───── DATA SUPPLIED ─────
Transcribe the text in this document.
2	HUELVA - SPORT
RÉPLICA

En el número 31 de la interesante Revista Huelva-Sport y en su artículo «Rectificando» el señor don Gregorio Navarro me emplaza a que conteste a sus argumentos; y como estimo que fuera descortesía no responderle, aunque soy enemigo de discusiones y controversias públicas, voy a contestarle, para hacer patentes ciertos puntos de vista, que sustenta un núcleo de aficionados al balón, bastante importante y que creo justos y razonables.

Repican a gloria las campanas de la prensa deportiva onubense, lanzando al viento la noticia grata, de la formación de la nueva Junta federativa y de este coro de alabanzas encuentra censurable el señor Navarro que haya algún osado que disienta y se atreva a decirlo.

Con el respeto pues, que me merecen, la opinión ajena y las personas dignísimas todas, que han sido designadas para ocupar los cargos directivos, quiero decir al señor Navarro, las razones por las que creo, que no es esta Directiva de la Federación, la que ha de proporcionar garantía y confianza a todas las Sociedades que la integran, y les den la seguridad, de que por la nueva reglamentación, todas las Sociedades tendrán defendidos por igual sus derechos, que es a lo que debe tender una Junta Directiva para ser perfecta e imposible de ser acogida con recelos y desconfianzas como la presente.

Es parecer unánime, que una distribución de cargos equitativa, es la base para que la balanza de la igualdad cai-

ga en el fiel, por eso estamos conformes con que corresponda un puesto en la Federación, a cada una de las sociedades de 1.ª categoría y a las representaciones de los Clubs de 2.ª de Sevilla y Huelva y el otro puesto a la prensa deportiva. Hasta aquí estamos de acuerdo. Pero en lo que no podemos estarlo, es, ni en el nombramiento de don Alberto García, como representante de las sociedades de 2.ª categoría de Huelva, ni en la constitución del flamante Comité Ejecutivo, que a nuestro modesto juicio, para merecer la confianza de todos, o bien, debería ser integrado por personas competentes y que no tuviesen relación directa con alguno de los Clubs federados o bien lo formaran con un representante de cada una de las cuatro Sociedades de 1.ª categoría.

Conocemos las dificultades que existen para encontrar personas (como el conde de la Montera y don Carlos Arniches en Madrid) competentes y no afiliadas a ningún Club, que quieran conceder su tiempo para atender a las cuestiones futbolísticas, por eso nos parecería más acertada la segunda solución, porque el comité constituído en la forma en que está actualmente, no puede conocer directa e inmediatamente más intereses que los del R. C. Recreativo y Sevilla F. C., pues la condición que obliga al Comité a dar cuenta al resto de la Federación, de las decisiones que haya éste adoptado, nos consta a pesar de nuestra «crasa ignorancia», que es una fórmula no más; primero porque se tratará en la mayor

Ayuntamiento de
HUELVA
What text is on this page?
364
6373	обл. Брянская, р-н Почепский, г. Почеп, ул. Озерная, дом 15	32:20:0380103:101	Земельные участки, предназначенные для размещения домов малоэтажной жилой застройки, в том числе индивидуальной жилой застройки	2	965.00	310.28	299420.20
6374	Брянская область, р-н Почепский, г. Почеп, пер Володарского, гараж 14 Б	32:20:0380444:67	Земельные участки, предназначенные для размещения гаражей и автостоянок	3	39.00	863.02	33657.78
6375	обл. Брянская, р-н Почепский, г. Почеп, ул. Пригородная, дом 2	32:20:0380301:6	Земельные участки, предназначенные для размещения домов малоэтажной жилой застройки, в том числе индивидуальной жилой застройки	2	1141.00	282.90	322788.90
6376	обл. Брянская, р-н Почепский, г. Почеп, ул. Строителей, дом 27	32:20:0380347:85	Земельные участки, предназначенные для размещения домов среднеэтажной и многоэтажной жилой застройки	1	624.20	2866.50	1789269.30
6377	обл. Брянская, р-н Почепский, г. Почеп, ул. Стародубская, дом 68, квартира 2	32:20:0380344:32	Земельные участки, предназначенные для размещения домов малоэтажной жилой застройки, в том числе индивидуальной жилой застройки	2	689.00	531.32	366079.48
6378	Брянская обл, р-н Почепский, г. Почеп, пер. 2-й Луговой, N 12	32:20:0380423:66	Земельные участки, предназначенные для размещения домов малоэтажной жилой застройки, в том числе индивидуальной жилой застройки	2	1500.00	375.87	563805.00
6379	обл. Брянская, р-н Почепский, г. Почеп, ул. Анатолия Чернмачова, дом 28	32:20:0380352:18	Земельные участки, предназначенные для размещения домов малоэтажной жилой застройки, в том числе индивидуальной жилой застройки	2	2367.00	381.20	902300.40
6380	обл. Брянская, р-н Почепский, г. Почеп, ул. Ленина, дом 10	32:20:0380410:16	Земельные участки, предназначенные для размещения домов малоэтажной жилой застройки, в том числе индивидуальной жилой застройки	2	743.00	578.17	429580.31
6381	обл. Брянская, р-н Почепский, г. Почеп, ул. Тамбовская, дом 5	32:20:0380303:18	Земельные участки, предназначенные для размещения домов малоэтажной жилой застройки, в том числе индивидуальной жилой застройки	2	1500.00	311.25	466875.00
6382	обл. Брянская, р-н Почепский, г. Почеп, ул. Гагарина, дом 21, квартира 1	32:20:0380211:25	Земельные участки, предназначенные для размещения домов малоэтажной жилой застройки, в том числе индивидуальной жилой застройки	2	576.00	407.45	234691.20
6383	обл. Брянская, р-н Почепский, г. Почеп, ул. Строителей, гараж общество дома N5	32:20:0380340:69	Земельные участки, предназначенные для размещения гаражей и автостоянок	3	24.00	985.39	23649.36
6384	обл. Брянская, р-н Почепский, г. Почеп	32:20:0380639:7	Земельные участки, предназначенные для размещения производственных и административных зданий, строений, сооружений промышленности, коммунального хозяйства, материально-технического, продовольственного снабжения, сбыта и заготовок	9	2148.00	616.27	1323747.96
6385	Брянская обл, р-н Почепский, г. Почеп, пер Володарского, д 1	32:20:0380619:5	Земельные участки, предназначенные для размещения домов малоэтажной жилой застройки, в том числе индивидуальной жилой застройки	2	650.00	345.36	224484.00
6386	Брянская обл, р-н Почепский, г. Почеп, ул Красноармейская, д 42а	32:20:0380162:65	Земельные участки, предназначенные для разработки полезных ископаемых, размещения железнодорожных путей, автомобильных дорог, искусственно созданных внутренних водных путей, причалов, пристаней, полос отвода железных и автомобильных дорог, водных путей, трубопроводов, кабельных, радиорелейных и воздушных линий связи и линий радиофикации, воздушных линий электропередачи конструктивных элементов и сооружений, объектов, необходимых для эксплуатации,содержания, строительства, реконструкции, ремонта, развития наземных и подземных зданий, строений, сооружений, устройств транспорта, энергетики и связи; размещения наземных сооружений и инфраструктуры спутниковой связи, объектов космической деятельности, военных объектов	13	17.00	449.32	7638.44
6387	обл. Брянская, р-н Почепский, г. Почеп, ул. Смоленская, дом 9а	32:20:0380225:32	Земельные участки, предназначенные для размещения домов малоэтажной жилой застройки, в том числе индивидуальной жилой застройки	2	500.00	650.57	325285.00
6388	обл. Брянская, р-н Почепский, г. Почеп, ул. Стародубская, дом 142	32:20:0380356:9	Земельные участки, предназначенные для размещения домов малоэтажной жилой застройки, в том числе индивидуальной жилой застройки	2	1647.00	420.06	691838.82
─────
*TASK STATEMENT*
In the entries above, find each line with the word "Navarro" and show it.

*SOLUTION TO THE PROBLEM*
En el número 31 de la interesante Revista Huelva-Sport y en su artículo «Rectificando» el señor don Gregorio Navarro me emplaza a que conteste a sus argumentos; y como estimo que fuera descortesía no responderle, aunque soy enemigo de discusiones y controversias públicas, voy a contestarle, para hacer patentes ciertos puntos de vista, que sustenta un núcleo de aficionados al balón, bastante importante y que creo justos y razonables.
Repican a gloria las campanas de la prensa deportiva onubense, lanzando al viento la noticia grata, de la formación de la nueva Junta federativa y de este coro de alabanzas encuentra censurable el señor Navarro que haya algún osado que disienta y se atreva a decirlo.
Con el respeto pues, que me merecen, la opinión ajena y las personas dignísimas todas, que han sido designadas para ocupar los cargos directivos, quiero decir al señor Navarro, las razones por las que creo, que no es esta Directiva de la Federación, la que ha de proporcionar garantía y confianza a todas las Sociedades que la integran, y les den la seguridad, de que por la nueva reglamentación, todas las Sociedades tendrán defendidos por igual sus derechos, que es a lo que debe tender una Junta Directiva para ser perfecta e imposible de ser acogida con recelos y desconfianzas como la presente.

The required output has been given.